▶ [EXERCISE GOAL]:
Below are some records. Pull every line that contains the word "męskie".

▶ [PROVIDED DATA]:
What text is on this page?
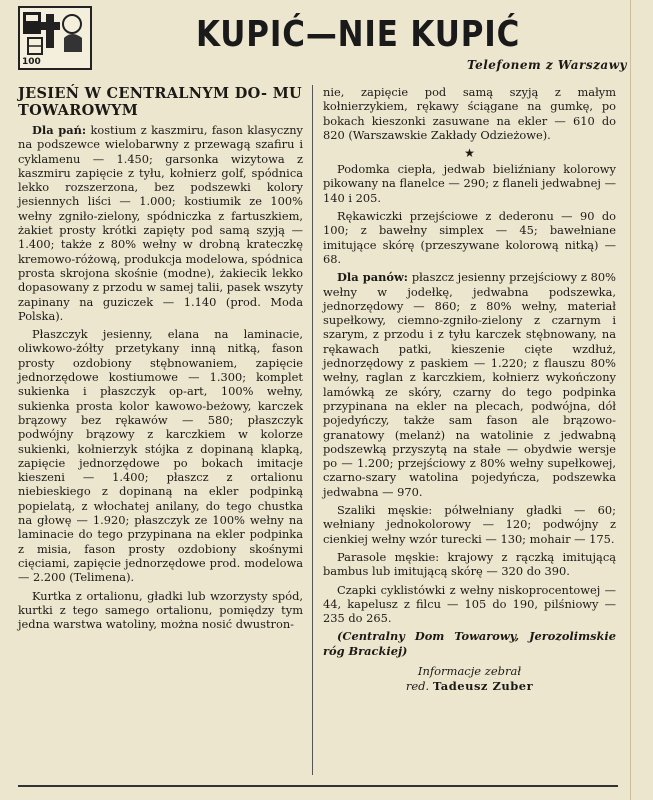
100
KUPIĆ—NIE KUPIĆ
Telefonem z Warszawy
JESIEŃ W CENTRALNYM DO- MU TOWAROWYM

Dla pań: kostium z kaszmiru, fason klasyczny na podszewce wielobarwny z przewagą szafiru i cyklamenu — 1.450; garsonka wizytowa z kaszmiru zapięcie z tyłu, kołnierz golf, spódnica lekko rozszerzona, bez podszewki kolory jesiennych liści — 1.000; kostiumik ze 100% wełny zgniło-zielony, spódniczka z fartuszkiem, żakiet prosty krótki zapięty pod samą szyją — 1.400; także z 80% wełny w drobną krateczkę kremowo-różową, produkcja modelowa, spódnica prosta skrojona skośnie (modne), żakiecik lekko dopasowany z przodu w samej talii, pasek wszyty zapinany na guziczek — 1.140 (prod. Moda Polska).

Płaszczyk jesienny, elana na laminacie, oliwkowo-żółty przetykany inną nitką, fason prosty ozdobiony stębnowaniem, zapięcie jednorzędowe kostiumowe — 1.300; komplet sukienka i płaszczyk op-art, 100% wełny, sukienka prosta kolor kawowo-beżowy, karczek brązowy bez rękawów — 580; płaszczyk podwójny brązowy z karczkiem w kolorze sukienki, kołnierzyk stójka z dopinaną klapką, zapięcie jednorzędowe po bokach imitacje kieszeni — 1.400; płaszcz z ortalionu niebieskiego z dopinaną na ekler podpinką popielatą, z włochatej anilany, do tego chustka na głowę — 1.920; płaszczyk ze 100% wełny na laminacie do tego przypinana na ekler podpinka z misia, fason prosty ozdobiony skośnymi cięciami, zapięcie jednorzędowe prod. modelowa — 2.200 (Telimena).

Kurtka z ortalionu, gładki lub wzorzysty spód, kurtki z tego samego ortalionu, pomiędzy tym jedna warstwa watoliny, można nosić dwustron-

nie, zapięcie pod samą szyją z małym kołnierzykiem, rękawy ściągane na gumkę, po bokach kieszonki zasuwane na ekler — 610 do 820 (Warszawskie Zakłady Odzieżowe).

★

Podomka ciepła, jedwab bieliźniany kolorowy pikowany na flanelce — 290; z flaneli jedwabnej — 140 i 205.

Rękawiczki przejściowe z dederonu — 90 do 100; z bawełny simplex — 45; bawełniane imitujące skórę (przeszywane kolorową nitką) — 68.

Dla panów: płaszcz jesienny przejściowy z 80% wełny w jodełkę, jedwabna podszewka, jednorzędowy — 860; z 80% wełny, materiał supełkowy, ciemno-zgniło-zielony z czarnym i szarym, z przodu i z tyłu karczek stębnowany, na rękawach patki, kieszenie cięte wzdłuż, jednorzędowy z paskiem — 1.220; z flauszu 80% wełny, raglan z karczkiem, kołnierz wykończony lamówką ze skóry, czarny do tego podpinka przypinana na ekler na plecach, podwójna, dół pojedyńczy, także sam fason ale brązowo-granatowy (melanż) na watolinie z jedwabną podszewką przyszytą na stałe — obydwie wersje po — 1.200; przejściowy z 80% wełny supełkowej, czarno-szary watolina pojedyńcza, podszewka jedwabna — 970.

Szaliki męskie: półwełniany gładki — 60; wełniany jednokolorowy — 120; podwójny z cienkiej wełny wzór turecki — 130; mohair — 175.

Parasole męskie: krajowy z rączką imitującą bambus lub imitującą skórę — 320 do 390.

Czapki cyklistówki z wełny niskoprocentowej — 44, kapelusz z filcu — 105 do 190, pilśniowy — 235 do 265.

(Centralny Dom Towarowy, Jerozolimskie róg Brackiej)

Informacje zebrał
red. Tadeusz Zuber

▶ [THE SOLUTION]:
Szaliki męskie: półwełniany gładki — 60; wełniany jednokolorowy — 120; podwójny z cienkiej wełny wzór turecki — 130; mohair — 175.
Parasole męskie: krajowy z rączką imitującą bambus lub imitującą skórę — 320 do 390.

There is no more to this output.